Start of Given passage
The society had registered for the smooth functions of the Darsanalaya Ashram's charitable and humanitarian activities. The society tries its best to collaborate with like-minded people in this field and cherish the activities of society by teamwork. Darsanalaya is associating with government and other local NGOs of the area for social enhancement. The society is involved in different types of awareness programs through art and media, especially on HIV/AIDS discrimination and its stigma, sex imbalance, abortion, women feticide, poverty, and sexual abuse, and trying to promote value based education in rural and urban areas, religious harmony etc. The society is involved in medical promotion through giving awareness training and treating people with different types of herbs. It is also involved in the construction of a new generation through classes, and academic support to children. It is actively involved in inter-religious and ecumenical programs.

===Institute===
Darsanalaya Institute of Alternative Medicines and Research is an innovation of Darsanalaya Society and it is for promotion and research on herbal medicines. It has affiliated with the Indian Board of Alternative Medicines. As part of the propagation of healing power of herbal medicines, it arranges training programs in the Institute and in different states in association with local NGOs and government agencies.

===Arogyalaya===
Darsana Arogalaya is a 15-bedded Arogalaya (hospital) where an herbal system of medicine (Sheethali Chikithsa) is practiced. People from different parts of the country and abroad visit the Arogalaya for treatment. It has consulting centers in different parts of the country.

===Navadarsan===
The inspiration for Nava Darsan is from the words of APJ Abdul Kalam, former President of India.

"Dream, Dream, Dream

Dreams transform into thoughts

And thoughts result in action" (Ignited Minds, P.1)

The idea of the Nava Darsan (New Vision), value-added education program originates from the group discussion of experts in the field of academics, social scientists, social workers, educators, artists, film directors, politicians and principals of CBSE schools. The discussion resulted in formulating the objectives for the Nava Darshan Education Program.

The aims and objectives of the Nava Darshan Education Program:

- To promote value based classes.
- To give clear cut sex education.
- To find out the leadership qualities of the children.
- To create a stage for interaction and to widen their world.
- To create a sensitive generation for the future.
- To shape the youngsters into persons with a strong character and outgoing personality.
- To give dreams for the youngsters.
- To find out the talents of students.
- To provide counseling, yoga Training, and Meditation techniques to the children to reduce the stress and to increase the concentration and meaning in life.
- To make a better rapport between the parents, teachers and children.
- To conduct animation programs for teachers and parents through the schools.

There are thousands of schools in government and private sectors. Years of experience with the students and parents made a few issues clear, related to this field. Stress among the students, identity crisis, broken family relationships, emotionally imbalanced teachers, the aimless life etc. were a few burning issues of study findings.

The society sponsors over a hundred brilliant and poor children from the villages. It is not only to provide a little financial support, but to give formation to these children though seminars, talent shows, sports and games etc. Darsanalaya provides sponsorship to one hundred and thirty students for their studies from 13 schools around the Ashram. Nava Darshan aspirants have regular get-togethers, classes, seminars, sport and literary competitions etc.
End of Given passage
Start of Data listing
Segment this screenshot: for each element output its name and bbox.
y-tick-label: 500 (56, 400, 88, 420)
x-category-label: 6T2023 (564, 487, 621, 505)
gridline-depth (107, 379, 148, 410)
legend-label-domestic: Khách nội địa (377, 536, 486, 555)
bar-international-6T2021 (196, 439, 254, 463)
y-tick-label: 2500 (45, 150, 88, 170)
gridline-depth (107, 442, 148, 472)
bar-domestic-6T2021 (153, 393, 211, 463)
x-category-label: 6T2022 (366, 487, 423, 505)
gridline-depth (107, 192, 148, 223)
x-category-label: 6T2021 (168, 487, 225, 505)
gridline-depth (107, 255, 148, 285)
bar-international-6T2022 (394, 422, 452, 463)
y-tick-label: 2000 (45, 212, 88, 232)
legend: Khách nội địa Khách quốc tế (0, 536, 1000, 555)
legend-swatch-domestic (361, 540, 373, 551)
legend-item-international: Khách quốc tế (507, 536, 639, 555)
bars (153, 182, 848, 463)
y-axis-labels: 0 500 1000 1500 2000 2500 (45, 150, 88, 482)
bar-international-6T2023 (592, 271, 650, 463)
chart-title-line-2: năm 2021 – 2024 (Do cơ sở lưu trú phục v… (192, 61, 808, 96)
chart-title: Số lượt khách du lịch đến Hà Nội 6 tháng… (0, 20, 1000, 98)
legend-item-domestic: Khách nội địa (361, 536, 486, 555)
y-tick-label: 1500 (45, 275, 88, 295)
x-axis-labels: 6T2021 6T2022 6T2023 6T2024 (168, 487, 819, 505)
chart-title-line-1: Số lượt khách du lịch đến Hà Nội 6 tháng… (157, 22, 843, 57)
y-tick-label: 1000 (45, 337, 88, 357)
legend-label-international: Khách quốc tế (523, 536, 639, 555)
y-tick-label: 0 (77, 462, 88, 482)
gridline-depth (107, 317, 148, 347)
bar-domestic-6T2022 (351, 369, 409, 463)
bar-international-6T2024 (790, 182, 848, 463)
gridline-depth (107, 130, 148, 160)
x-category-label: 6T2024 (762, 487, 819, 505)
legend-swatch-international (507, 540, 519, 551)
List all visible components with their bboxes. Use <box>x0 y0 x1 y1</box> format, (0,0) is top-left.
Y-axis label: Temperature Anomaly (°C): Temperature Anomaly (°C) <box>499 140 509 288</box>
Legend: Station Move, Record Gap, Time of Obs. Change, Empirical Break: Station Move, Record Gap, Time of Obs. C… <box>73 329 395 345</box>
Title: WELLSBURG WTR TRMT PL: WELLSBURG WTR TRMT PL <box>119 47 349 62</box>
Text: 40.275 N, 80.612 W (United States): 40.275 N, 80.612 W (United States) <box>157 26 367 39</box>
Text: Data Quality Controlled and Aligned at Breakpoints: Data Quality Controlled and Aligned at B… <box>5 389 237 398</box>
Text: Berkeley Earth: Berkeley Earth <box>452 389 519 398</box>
End of Data listing
Tasks and exercises:
1. According to the Darsanalaya passage, which board is the Darsanalaya Institute of Alternative Medicines and Research affiliated with?
2. Write out everything in the Darsanalaya passage from "- To shape the" down to "meaning in life.".

Responses:
1. The Indian Board of Alternative Medicines.

2.
- To shape the youngsters into persons with a strong character and outgoing personality.
- To give dreams for the youngsters.
- To find out the talents of students.
- To provide counseling, yoga Training, and Meditation techniques to the children to reduce the stress and to increase the concentration and meaning in life.